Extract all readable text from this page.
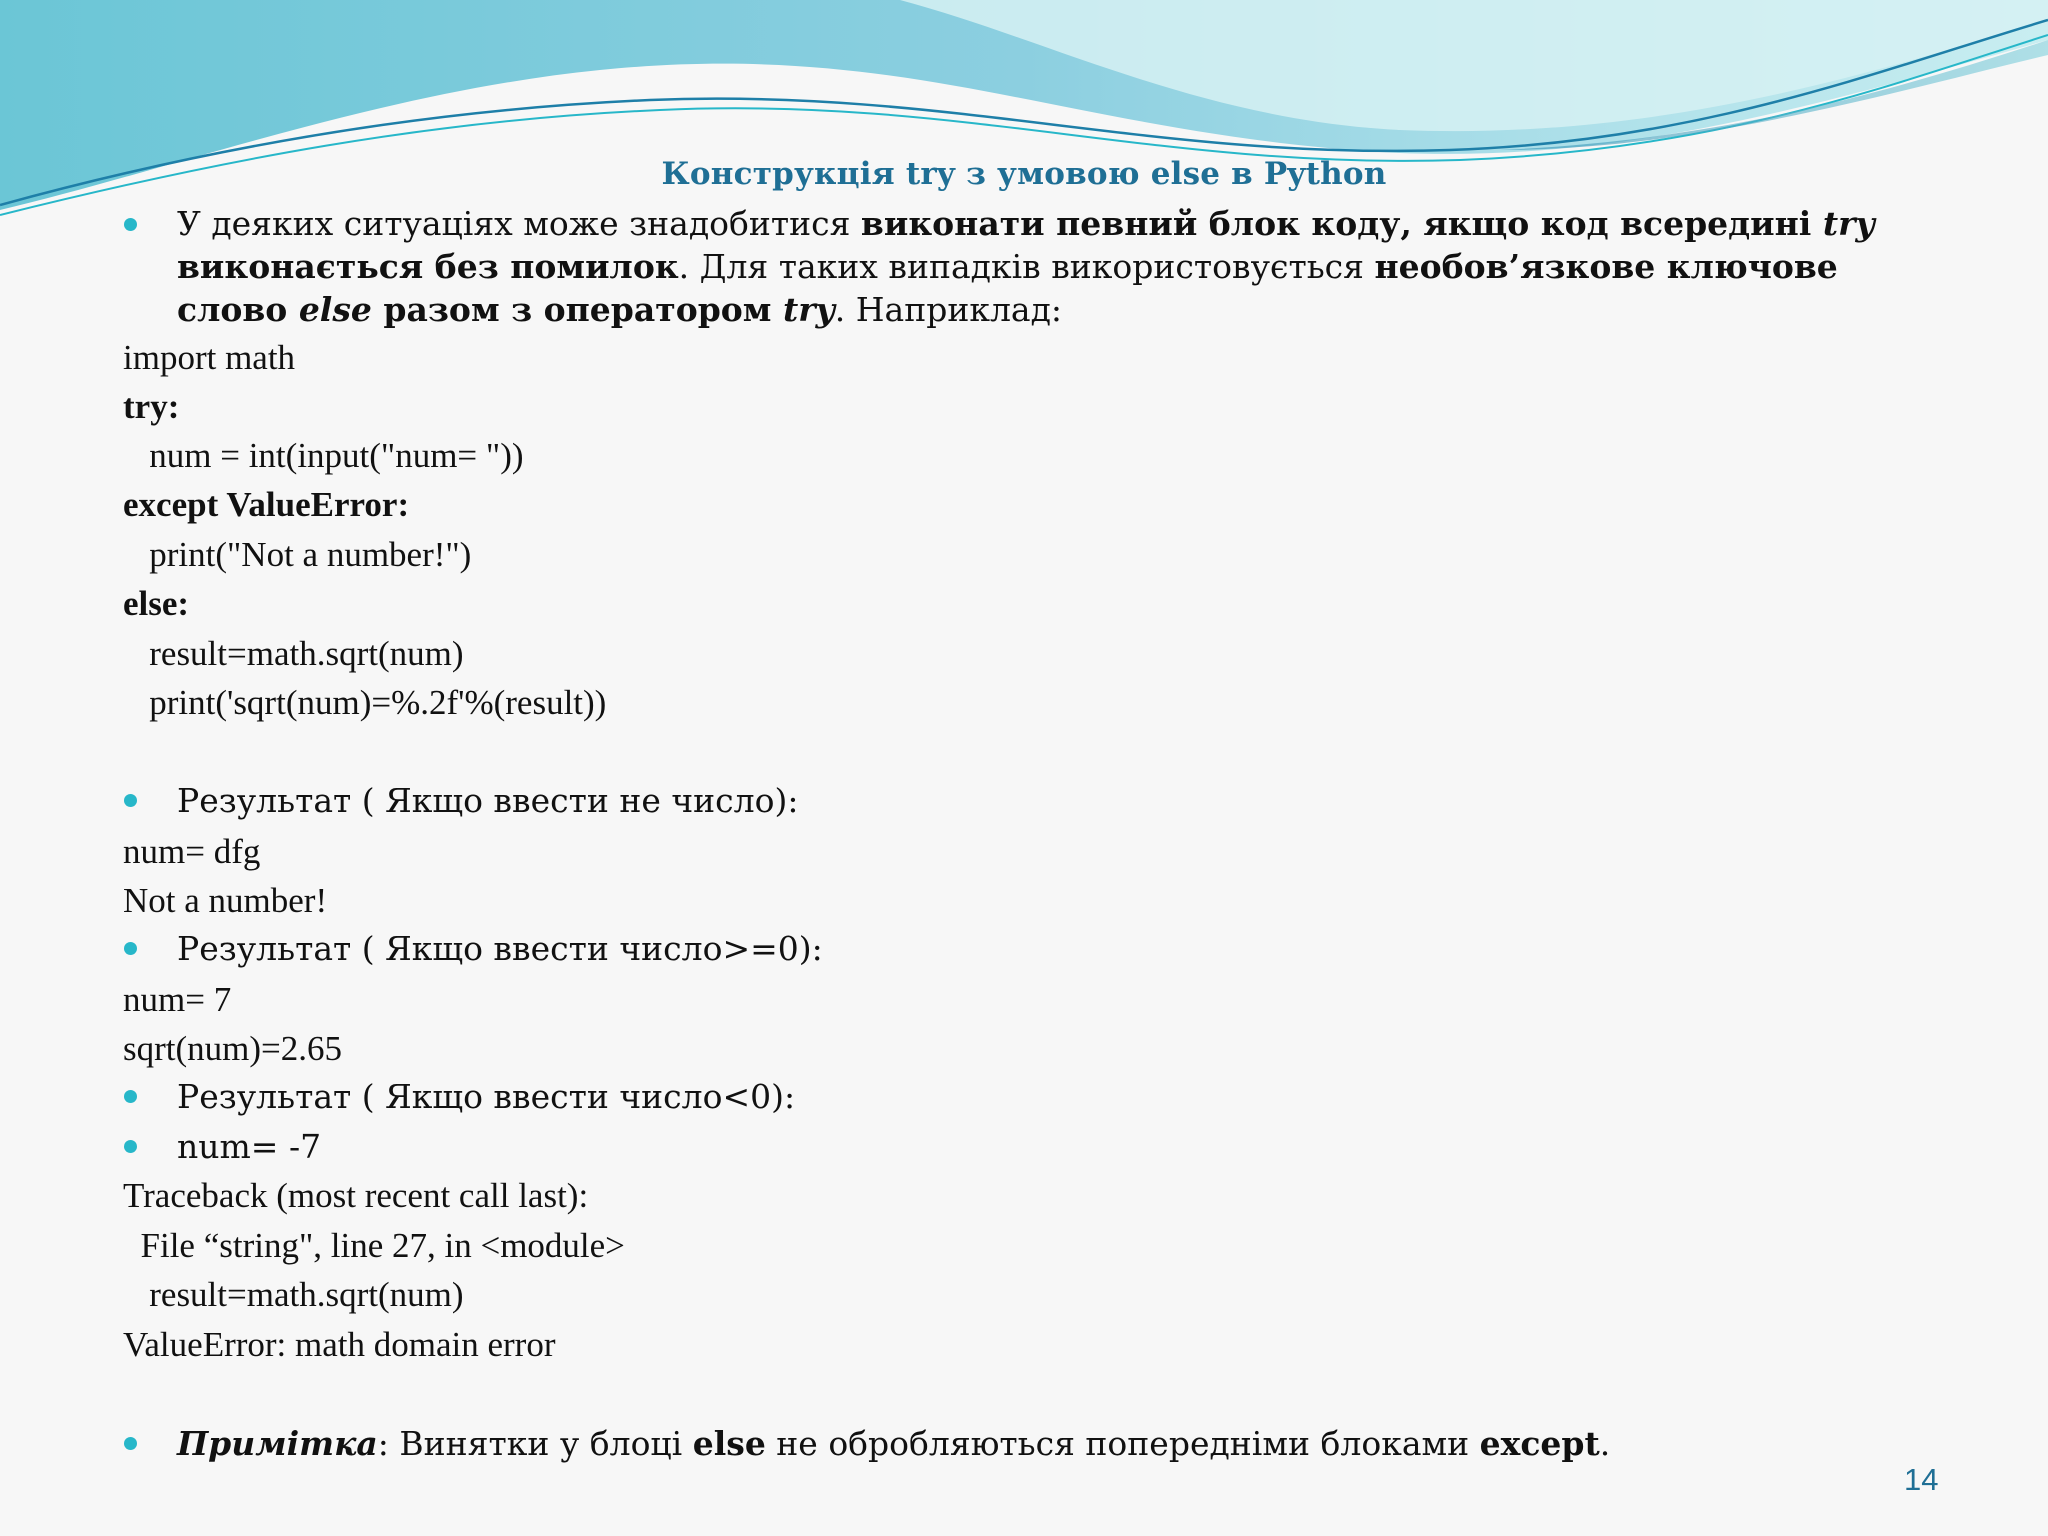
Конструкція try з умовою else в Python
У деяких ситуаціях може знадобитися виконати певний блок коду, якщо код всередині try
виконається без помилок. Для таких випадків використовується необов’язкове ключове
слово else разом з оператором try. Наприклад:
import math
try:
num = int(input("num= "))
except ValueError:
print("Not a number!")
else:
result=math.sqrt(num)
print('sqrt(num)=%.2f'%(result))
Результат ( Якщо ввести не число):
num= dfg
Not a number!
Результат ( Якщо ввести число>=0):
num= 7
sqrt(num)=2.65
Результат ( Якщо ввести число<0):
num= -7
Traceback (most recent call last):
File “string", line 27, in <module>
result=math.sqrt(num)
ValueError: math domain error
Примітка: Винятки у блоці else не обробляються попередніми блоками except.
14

- Short problem:
From the data above, copy out every line with the string "math" in it.

- Written reply:
import math
result=math.sqrt(num)
result=math.sqrt(num)
ValueError: math domain error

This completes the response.